WRITTEN PROBLEM —
Work out how many lines of the material below mention the word "Guide"; reply with the number only.

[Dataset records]
= = = = = = =
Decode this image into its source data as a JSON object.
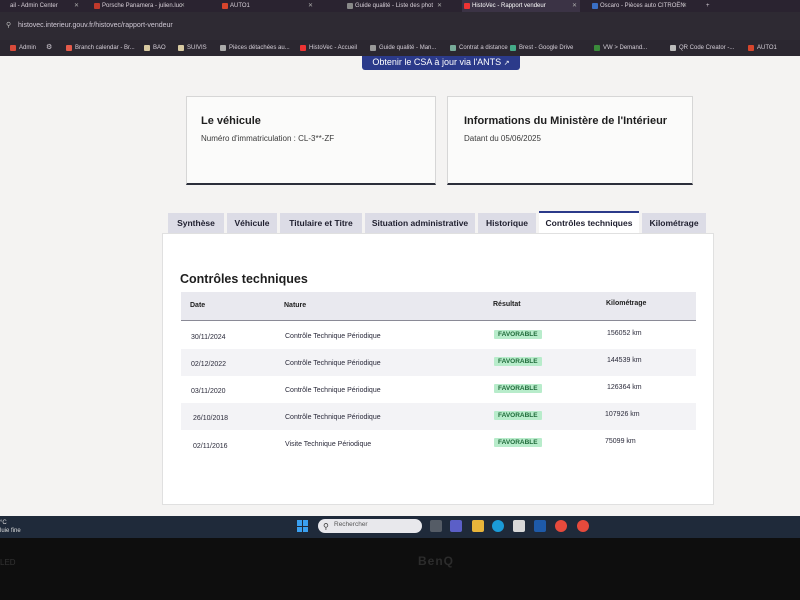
{
  "browser": {
    "tabs": [
      {
        "label": "ail - Admin Center",
        "active": false
      },
      {
        "label": "Porsche Panamera - julien.luc",
        "active": false
      },
      {
        "label": "AUTO1",
        "active": false
      },
      {
        "label": "Guide qualité - Liste des phot",
        "active": false
      },
      {
        "label": "HistoVec - Rapport vendeur",
        "active": true
      },
      {
        "label": "Oscaro - Pièces auto CITROËN",
        "active": false
      }
    ],
    "new_tab": "+",
    "url": "histovec.interieur.gouv.fr/histovec/rapport-vendeur",
    "bookmarks": [
      "Admin",
      "Branch calendar - Br...",
      "BAO",
      "SUIVIS",
      "Pièces détachées au...",
      "HistoVec - Accueil",
      "Guide qualité - Man...",
      "Contrat a distance",
      "Brest - Google Drive",
      "VW > Demand...",
      "QR Code Creator -...",
      "AUTO1"
    ]
  },
  "page": {
    "csa_banner": "Obtenir le CSA à jour via l'ANTS",
    "vehicle_card": {
      "title": "Le véhicule",
      "plate_label": "Numéro d'immatriculation : CL-3**-ZF"
    },
    "ministry_card": {
      "title": "Informations du Ministère de l'Intérieur",
      "date_text": "Datant du 05/06/2025"
    },
    "tabs": [
      {
        "label": "Synthèse",
        "active": false
      },
      {
        "label": "Véhicule",
        "active": false
      },
      {
        "label": "Titulaire et Titre",
        "active": false
      },
      {
        "label": "Situation administrative",
        "active": false
      },
      {
        "label": "Historique",
        "active": false
      },
      {
        "label": "Contrôles techniques",
        "active": true
      },
      {
        "label": "Kilométrage",
        "active": false
      }
    ],
    "section_title": "Contrôles techniques",
    "table": {
      "headers": [
        "Date",
        "Nature",
        "Résultat",
        "Kilométrage"
      ],
      "rows": [
        {
          "date": "30/11/2024",
          "nature": "Contrôle Technique Périodique",
          "result": "FAVORABLE",
          "km": "156052 km"
        },
        {
          "date": "02/12/2022",
          "nature": "Contrôle Technique Périodique",
          "result": "FAVORABLE",
          "km": "144539 km"
        },
        {
          "date": "03/11/2020",
          "nature": "Contrôle Technique Périodique",
          "result": "FAVORABLE",
          "km": "126364 km"
        },
        {
          "date": "26/10/2018",
          "nature": "Contrôle Technique Périodique",
          "result": "FAVORABLE",
          "km": "107926 km"
        },
        {
          "date": "02/11/2016",
          "nature": "Visite Technique Périodique",
          "result": "FAVORABLE",
          "km": "75099 km"
        }
      ]
    }
  },
  "taskbar": {
    "weather_line1": "°C",
    "weather_line2": "luie fine",
    "search_placeholder": "Rechercher"
  },
  "monitor": {
    "brand": "BenQ",
    "model": "LED"
  },
  "colors": {
    "accent": "#2b3a8a",
    "badge_bg": "#b8eccb",
    "badge_text": "#1f6b3a"
  }
}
= = = = = = =
WRITTEN SOLUTION —
2